Set problem: Pull every line holding the string "August" from the records below.

Given data:
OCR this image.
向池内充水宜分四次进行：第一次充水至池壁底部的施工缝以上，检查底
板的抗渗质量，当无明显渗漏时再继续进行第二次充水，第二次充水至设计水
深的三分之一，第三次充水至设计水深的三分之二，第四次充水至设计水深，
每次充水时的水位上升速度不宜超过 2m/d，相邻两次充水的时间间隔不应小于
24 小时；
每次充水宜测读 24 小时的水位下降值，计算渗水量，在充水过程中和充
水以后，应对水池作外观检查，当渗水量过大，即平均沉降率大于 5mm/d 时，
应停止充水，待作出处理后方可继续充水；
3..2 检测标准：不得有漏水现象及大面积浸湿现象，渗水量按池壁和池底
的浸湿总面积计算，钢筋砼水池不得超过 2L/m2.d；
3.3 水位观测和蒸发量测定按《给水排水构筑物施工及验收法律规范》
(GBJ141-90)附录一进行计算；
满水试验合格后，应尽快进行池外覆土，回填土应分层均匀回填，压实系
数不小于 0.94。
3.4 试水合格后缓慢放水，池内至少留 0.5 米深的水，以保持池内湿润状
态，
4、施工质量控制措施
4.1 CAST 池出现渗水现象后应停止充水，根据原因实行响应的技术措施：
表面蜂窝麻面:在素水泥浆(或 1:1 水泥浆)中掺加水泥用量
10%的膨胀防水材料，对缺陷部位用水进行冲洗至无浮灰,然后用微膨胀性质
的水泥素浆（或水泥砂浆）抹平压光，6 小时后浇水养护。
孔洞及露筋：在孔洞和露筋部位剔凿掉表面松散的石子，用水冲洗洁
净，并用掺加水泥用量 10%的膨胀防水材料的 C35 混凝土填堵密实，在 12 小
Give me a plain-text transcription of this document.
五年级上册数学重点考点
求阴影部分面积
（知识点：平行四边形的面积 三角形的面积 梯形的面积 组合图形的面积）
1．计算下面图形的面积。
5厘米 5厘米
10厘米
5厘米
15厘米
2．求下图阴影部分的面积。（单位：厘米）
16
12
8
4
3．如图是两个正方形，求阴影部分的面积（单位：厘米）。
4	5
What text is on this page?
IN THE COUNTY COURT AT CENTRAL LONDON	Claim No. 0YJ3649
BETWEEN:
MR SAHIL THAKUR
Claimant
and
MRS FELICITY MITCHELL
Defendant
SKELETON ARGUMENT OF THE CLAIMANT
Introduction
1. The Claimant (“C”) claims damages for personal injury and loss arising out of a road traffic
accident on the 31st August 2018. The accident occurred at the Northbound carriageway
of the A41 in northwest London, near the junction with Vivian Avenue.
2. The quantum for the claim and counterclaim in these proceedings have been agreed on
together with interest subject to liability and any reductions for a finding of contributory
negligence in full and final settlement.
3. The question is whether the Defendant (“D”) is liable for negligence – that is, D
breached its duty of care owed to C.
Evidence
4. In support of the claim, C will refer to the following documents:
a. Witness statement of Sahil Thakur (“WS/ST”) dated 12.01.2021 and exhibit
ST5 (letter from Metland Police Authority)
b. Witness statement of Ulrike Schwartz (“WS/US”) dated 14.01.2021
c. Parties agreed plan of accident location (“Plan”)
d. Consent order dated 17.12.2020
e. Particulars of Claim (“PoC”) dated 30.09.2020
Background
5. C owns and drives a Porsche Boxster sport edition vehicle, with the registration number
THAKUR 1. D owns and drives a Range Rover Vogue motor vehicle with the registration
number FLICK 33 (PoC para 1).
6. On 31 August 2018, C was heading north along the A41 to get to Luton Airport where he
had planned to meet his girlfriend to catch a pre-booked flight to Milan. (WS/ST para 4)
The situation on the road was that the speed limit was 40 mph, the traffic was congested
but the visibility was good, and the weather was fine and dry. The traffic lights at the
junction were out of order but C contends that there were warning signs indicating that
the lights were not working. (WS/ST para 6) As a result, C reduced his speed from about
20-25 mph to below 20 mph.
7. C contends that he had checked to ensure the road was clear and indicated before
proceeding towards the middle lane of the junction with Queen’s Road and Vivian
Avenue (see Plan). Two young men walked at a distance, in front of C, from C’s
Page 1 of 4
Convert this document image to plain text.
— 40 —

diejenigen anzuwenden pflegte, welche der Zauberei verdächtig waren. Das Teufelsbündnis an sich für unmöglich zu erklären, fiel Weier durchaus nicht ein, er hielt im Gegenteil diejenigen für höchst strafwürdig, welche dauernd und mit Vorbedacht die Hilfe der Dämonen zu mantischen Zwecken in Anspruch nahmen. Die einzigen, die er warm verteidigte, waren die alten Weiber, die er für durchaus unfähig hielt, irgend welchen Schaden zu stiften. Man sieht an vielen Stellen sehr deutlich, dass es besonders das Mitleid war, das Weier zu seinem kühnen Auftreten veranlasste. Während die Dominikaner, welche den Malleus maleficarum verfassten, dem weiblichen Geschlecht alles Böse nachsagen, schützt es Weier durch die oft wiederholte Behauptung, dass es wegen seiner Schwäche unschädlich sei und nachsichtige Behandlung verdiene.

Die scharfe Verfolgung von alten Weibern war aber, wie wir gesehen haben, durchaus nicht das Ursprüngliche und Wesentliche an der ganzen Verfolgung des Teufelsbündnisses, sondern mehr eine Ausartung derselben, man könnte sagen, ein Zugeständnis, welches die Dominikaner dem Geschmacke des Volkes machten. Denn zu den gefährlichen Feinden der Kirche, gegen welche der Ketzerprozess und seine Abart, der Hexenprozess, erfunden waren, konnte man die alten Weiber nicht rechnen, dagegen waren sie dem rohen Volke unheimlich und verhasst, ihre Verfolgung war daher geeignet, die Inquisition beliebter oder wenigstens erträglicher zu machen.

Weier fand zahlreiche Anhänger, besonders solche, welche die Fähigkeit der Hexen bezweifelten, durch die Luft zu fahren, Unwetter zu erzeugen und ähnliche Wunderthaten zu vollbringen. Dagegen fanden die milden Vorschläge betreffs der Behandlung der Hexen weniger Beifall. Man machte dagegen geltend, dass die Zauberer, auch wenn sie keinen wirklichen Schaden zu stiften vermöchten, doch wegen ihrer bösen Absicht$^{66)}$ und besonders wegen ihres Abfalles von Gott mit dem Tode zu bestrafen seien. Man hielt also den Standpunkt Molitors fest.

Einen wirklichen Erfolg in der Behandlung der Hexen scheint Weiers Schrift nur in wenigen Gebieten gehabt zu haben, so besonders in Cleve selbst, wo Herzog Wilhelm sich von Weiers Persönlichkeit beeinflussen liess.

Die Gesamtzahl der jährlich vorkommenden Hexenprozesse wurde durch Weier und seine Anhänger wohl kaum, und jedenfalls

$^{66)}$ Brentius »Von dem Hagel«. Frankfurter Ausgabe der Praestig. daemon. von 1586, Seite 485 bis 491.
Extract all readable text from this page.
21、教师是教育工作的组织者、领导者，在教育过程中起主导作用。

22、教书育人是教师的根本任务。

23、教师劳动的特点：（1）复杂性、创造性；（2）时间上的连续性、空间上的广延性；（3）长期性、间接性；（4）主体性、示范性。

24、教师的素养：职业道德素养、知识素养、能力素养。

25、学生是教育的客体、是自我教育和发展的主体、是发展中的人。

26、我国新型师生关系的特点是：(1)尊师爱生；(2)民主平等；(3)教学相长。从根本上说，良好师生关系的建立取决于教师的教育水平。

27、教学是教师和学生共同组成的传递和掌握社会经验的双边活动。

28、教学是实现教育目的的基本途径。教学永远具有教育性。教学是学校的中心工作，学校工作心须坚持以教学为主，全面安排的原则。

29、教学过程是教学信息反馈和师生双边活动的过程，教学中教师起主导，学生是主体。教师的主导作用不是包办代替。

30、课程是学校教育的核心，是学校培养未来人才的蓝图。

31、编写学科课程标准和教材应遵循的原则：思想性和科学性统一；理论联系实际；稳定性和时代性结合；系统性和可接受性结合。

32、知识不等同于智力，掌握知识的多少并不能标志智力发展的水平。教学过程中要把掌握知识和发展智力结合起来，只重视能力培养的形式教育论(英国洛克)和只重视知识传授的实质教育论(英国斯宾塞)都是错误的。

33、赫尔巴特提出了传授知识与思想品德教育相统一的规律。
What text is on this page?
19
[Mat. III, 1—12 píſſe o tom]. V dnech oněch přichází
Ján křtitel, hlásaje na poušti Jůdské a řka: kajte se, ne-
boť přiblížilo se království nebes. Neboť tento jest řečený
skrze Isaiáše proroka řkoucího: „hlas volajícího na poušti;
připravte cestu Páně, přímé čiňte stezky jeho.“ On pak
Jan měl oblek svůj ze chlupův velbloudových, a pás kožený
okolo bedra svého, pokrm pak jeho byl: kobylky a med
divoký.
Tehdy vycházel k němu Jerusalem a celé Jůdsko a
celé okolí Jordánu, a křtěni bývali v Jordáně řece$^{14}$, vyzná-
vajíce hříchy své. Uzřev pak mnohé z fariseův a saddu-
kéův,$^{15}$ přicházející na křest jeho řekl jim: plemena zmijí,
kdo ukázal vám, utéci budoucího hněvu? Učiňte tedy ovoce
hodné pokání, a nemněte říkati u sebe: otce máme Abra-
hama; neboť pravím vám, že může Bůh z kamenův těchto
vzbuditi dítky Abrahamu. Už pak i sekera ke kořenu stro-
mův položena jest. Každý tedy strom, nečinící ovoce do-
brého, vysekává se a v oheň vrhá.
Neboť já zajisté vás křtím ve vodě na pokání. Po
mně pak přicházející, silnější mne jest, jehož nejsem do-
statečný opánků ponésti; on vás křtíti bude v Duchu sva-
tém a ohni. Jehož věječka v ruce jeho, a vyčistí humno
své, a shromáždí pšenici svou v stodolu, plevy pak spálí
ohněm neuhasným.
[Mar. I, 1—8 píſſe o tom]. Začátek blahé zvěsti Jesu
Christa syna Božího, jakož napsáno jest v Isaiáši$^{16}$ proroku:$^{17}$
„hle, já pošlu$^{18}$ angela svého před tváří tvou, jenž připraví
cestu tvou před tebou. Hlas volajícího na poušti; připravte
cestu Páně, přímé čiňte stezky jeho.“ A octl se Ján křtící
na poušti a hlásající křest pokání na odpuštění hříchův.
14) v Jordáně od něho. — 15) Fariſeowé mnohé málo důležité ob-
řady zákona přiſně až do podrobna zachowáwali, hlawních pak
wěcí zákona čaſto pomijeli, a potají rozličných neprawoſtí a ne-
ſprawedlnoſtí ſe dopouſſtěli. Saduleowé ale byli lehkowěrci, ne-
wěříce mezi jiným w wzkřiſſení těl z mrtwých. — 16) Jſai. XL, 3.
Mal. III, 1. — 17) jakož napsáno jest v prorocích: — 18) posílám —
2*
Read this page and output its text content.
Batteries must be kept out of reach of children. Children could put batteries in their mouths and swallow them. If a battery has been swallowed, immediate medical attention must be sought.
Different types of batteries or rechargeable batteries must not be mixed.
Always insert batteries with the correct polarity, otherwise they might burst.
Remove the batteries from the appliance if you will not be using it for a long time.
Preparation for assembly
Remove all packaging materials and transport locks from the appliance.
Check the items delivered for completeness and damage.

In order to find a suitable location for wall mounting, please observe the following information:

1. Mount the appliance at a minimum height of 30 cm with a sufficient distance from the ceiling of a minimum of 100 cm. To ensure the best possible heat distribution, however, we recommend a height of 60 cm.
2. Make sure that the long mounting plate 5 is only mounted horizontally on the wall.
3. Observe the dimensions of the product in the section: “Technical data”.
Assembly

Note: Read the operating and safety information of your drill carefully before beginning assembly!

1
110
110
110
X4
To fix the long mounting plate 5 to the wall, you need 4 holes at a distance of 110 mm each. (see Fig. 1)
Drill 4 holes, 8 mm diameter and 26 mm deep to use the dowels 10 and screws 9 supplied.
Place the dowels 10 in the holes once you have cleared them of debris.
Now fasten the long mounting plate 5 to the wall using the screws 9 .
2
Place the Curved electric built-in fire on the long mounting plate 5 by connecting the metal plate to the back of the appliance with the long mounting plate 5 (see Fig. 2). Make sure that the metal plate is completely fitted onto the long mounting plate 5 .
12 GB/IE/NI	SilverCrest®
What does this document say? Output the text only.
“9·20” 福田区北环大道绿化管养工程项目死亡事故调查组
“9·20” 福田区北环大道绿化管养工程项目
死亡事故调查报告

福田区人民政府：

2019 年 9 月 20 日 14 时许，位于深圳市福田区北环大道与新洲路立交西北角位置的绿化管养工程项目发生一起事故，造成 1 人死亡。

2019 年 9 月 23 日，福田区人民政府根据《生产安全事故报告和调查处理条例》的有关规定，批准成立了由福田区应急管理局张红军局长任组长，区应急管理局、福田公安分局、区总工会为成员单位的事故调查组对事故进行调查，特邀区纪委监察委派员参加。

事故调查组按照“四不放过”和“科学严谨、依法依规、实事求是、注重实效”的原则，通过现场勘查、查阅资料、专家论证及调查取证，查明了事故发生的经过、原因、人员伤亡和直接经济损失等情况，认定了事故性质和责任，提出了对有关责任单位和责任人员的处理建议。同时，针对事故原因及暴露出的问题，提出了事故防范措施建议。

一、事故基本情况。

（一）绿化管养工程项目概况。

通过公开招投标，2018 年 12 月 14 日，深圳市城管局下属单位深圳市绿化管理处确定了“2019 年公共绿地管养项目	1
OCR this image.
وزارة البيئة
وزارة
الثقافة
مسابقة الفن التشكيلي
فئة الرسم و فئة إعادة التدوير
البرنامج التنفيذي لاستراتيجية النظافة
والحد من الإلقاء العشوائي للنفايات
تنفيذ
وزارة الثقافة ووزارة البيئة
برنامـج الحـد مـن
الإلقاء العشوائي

Problem solution:
accident on the 31st August 2018. The accident occurred at the Northbound carriageway
6. On 31 August 2018, C was heading north along the A41 to get to Luton Airport where he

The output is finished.